[start of Data in this exercise]
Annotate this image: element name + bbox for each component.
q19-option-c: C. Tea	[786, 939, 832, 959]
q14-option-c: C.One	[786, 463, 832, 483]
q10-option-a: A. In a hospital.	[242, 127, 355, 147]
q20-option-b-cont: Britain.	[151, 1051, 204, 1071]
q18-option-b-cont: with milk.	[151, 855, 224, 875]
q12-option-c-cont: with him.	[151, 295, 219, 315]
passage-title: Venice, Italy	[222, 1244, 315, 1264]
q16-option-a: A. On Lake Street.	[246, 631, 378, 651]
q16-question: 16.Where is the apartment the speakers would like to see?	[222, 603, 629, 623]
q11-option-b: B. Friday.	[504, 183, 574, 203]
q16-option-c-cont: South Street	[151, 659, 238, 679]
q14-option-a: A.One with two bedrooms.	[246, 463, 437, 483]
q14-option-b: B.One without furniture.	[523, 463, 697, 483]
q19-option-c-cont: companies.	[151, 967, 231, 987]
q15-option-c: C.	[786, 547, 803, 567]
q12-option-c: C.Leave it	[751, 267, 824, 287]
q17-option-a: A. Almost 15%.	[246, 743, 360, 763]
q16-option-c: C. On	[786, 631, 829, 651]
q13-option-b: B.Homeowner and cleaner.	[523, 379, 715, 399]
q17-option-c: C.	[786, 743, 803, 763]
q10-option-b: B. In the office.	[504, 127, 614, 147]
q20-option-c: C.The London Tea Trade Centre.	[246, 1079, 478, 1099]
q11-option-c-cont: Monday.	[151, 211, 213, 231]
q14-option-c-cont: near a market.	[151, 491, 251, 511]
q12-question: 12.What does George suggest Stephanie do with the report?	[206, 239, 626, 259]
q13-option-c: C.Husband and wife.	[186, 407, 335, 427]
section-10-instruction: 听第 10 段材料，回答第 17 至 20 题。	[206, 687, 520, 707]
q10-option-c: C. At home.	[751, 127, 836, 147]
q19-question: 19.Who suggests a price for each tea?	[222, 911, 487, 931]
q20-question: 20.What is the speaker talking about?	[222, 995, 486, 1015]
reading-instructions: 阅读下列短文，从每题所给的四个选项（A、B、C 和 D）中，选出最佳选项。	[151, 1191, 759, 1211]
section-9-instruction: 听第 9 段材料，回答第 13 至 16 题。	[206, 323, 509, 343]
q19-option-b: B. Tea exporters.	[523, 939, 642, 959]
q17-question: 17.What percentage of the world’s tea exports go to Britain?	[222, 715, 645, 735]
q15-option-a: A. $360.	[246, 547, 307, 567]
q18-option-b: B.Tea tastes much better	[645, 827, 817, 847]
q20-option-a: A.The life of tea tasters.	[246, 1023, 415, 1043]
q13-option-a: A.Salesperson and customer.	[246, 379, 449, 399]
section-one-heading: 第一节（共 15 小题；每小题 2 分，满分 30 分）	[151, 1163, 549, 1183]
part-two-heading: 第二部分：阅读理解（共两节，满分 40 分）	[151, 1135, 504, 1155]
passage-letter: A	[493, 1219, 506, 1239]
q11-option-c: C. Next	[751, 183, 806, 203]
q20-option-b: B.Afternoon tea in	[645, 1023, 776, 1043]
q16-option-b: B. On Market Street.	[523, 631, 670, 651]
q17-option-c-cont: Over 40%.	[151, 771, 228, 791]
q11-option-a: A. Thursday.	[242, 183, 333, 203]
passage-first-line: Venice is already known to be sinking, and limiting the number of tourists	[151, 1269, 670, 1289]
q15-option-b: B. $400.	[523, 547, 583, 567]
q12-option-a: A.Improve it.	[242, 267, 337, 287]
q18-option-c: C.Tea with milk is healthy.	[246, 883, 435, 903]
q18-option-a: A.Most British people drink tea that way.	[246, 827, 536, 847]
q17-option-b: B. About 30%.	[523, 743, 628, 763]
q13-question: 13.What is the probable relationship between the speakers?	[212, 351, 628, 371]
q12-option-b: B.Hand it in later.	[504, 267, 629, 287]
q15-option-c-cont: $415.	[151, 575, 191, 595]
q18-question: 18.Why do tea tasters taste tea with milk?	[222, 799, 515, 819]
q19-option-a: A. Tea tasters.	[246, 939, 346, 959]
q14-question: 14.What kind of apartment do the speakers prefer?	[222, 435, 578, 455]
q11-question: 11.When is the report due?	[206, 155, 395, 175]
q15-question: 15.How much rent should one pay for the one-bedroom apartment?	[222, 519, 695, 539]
[end of Data in this exercise]
» **What is expected**:
Copy all of the rows above word for word, keeping every line and its order unchanged.

» **Answer to this task**:
Annotate this image: element name + bbox for each component.
q19-option-c: C. Tea	[786, 939, 832, 959]
q14-option-c: C.One	[786, 463, 832, 483]
q10-option-a: A. In a hospital.	[242, 127, 355, 147]
q20-option-b-cont: Britain.	[151, 1051, 204, 1071]
q18-option-b-cont: with milk.	[151, 855, 224, 875]
q12-option-c-cont: with him.	[151, 295, 219, 315]
passage-title: Venice, Italy	[222, 1244, 315, 1264]
q16-option-a: A. On Lake Street.	[246, 631, 378, 651]
q16-question: 16.Where is the apartment the speakers would like to see?	[222, 603, 629, 623]
q11-option-b: B. Friday.	[504, 183, 574, 203]
q16-option-c-cont: South Street	[151, 659, 238, 679]
q14-option-a: A.One with two bedrooms.	[246, 463, 437, 483]
q14-option-b: B.One without furniture.	[523, 463, 697, 483]
q19-option-c-cont: companies.	[151, 967, 231, 987]
q15-option-c: C.	[786, 547, 803, 567]
q12-option-c: C.Leave it	[751, 267, 824, 287]
q17-option-a: A. Almost 15%.	[246, 743, 360, 763]
q16-option-c: C. On	[786, 631, 829, 651]
q13-option-b: B.Homeowner and cleaner.	[523, 379, 715, 399]
q17-option-c: C.	[786, 743, 803, 763]
q10-option-b: B. In the office.	[504, 127, 614, 147]
q20-option-c: C.The London Tea Trade Centre.	[246, 1079, 478, 1099]
q11-option-c-cont: Monday.	[151, 211, 213, 231]
q14-option-c-cont: near a market.	[151, 491, 251, 511]
q12-question: 12.What does George suggest Stephanie do with the report?	[206, 239, 626, 259]
q13-option-c: C.Husband and wife.	[186, 407, 335, 427]
section-10-instruction: 听第 10 段材料，回答第 17 至 20 题。	[206, 687, 520, 707]
q10-option-c: C. At home.	[751, 127, 836, 147]
q19-question: 19.Who suggests a price for each tea?	[222, 911, 487, 931]
q20-question: 20.What is the speaker talking about?	[222, 995, 486, 1015]
reading-instructions: 阅读下列短文，从每题所给的四个选项（A、B、C 和 D）中，选出最佳选项。	[151, 1191, 759, 1211]
section-9-instruction: 听第 9 段材料，回答第 13 至 16 题。	[206, 323, 509, 343]
q19-option-b: B. Tea exporters.	[523, 939, 642, 959]
q17-question: 17.What percentage of the world’s tea exports go to Britain?	[222, 715, 645, 735]
q15-option-a: A. $360.	[246, 547, 307, 567]
q18-option-b: B.Tea tastes much better	[645, 827, 817, 847]
q20-option-a: A.The life of tea tasters.	[246, 1023, 415, 1043]
q13-option-a: A.Salesperson and customer.	[246, 379, 449, 399]
section-one-heading: 第一节（共 15 小题；每小题 2 分，满分 30 分）	[151, 1163, 549, 1183]
part-two-heading: 第二部分：阅读理解（共两节，满分 40 分）	[151, 1135, 504, 1155]
passage-letter: A	[493, 1219, 506, 1239]
q11-option-c: C. Next	[751, 183, 806, 203]
q20-option-b: B.Afternoon tea in	[645, 1023, 776, 1043]
q16-option-b: B. On Market Street.	[523, 631, 670, 651]
q17-option-c-cont: Over 40%.	[151, 771, 228, 791]
q11-option-a: A. Thursday.	[242, 183, 333, 203]
passage-first-line: Venice is already known to be sinking, and limiting the number of tourists	[151, 1269, 670, 1289]
q15-option-b: B. $400.	[523, 547, 583, 567]
q12-option-a: A.Improve it.	[242, 267, 337, 287]
q18-option-c: C.Tea with milk is healthy.	[246, 883, 435, 903]
q18-option-a: A.Most British people drink tea that way.	[246, 827, 536, 847]
q17-option-b: B. About 30%.	[523, 743, 628, 763]
q13-question: 13.What is the probable relationship between the speakers?	[212, 351, 628, 371]
q12-option-b: B.Hand it in later.	[504, 267, 629, 287]
q15-option-c-cont: $415.	[151, 575, 191, 595]
q18-question: 18.Why do tea tasters taste tea with milk?	[222, 799, 515, 819]
q19-option-a: A. Tea tasters.	[246, 939, 346, 959]
q14-question: 14.What kind of apartment do the speakers prefer?	[222, 435, 578, 455]
q11-question: 11.When is the report due?	[206, 155, 395, 175]
q15-question: 15.How much rent should one pay for the one-bedroom apartment?	[222, 519, 695, 539]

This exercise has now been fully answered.